Written problem
Look through the data below and say how many of its lines contain "JSON", adding nothing else.

------------------------------------

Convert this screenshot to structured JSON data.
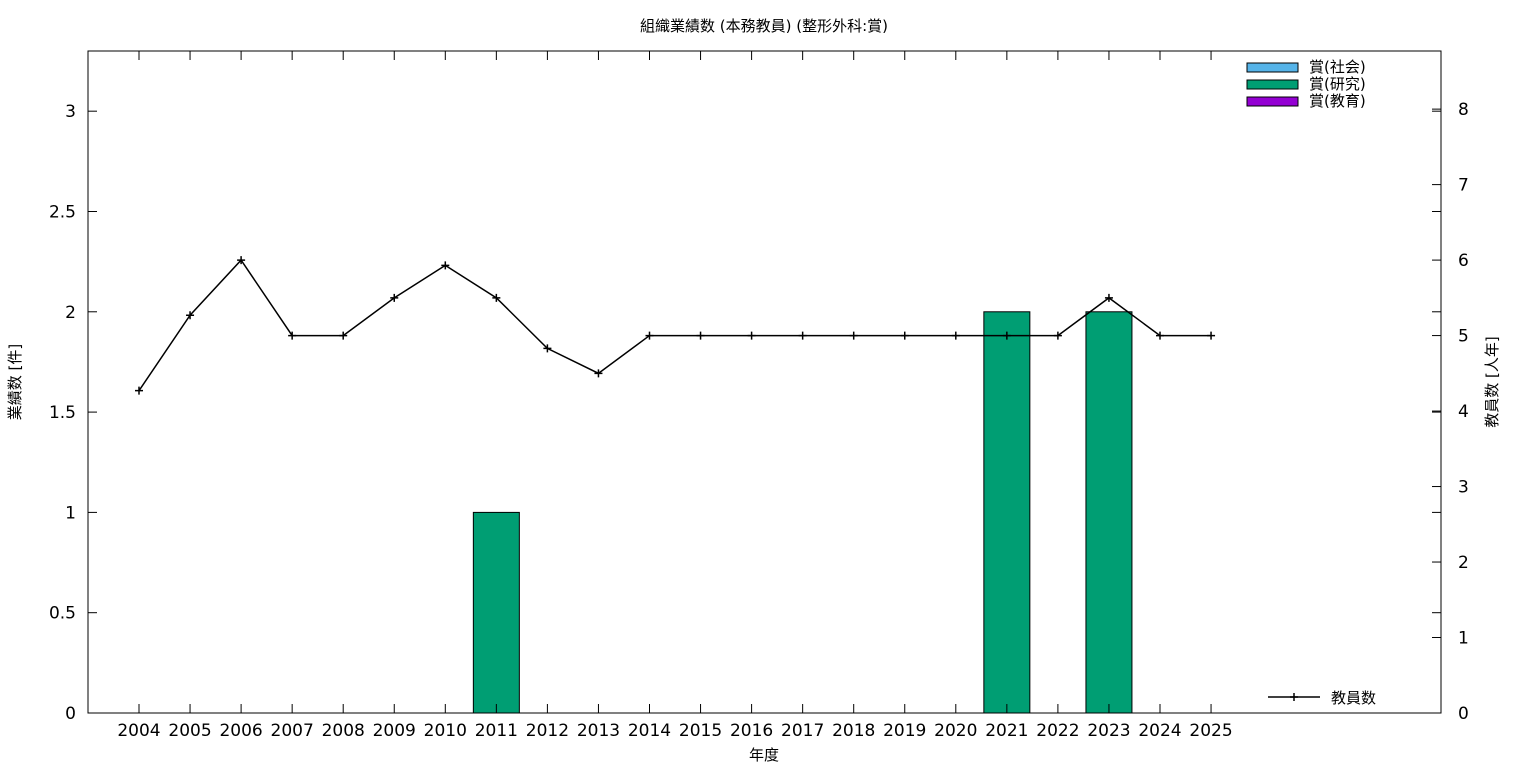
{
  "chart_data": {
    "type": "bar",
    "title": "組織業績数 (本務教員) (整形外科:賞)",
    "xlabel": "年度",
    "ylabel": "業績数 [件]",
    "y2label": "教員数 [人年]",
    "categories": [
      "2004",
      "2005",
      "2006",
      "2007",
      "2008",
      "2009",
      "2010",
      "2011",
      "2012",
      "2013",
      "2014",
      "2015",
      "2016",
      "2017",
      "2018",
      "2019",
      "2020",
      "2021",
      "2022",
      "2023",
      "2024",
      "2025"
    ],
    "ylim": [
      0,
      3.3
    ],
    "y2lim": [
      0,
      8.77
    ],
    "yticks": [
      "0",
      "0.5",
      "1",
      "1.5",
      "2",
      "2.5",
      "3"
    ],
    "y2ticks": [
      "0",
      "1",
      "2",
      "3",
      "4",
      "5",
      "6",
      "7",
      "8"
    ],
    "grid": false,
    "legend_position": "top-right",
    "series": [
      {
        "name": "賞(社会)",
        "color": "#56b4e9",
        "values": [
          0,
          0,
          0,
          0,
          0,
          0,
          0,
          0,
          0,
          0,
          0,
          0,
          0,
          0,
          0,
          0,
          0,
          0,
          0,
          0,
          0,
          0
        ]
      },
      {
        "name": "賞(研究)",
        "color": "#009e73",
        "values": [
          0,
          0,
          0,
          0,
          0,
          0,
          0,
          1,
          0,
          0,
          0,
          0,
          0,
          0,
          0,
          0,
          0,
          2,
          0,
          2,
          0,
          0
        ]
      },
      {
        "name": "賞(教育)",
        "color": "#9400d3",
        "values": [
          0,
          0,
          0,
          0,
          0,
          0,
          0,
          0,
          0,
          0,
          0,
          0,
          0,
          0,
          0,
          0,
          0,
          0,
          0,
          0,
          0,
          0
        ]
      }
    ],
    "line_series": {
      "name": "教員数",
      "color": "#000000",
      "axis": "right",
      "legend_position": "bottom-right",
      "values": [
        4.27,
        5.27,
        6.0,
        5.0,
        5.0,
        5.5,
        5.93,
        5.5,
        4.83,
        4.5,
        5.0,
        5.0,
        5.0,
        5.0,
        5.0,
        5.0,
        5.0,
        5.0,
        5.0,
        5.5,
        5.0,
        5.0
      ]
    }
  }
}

------------------------------------

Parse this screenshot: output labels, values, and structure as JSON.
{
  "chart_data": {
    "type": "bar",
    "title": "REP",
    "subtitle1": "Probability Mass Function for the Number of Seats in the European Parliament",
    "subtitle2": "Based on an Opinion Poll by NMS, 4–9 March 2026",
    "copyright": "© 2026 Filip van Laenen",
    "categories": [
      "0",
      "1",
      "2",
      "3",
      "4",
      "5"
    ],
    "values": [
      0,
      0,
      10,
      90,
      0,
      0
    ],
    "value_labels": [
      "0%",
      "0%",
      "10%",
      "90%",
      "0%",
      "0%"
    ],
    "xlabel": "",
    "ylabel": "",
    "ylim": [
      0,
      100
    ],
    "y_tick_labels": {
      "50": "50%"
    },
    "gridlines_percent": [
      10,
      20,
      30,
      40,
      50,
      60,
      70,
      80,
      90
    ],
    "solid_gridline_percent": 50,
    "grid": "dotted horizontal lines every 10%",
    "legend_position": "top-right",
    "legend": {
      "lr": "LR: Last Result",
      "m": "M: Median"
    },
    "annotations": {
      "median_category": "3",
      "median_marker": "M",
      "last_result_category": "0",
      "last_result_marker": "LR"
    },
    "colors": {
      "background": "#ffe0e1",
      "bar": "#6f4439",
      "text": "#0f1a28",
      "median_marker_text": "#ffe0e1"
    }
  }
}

------------------------------------

The result
2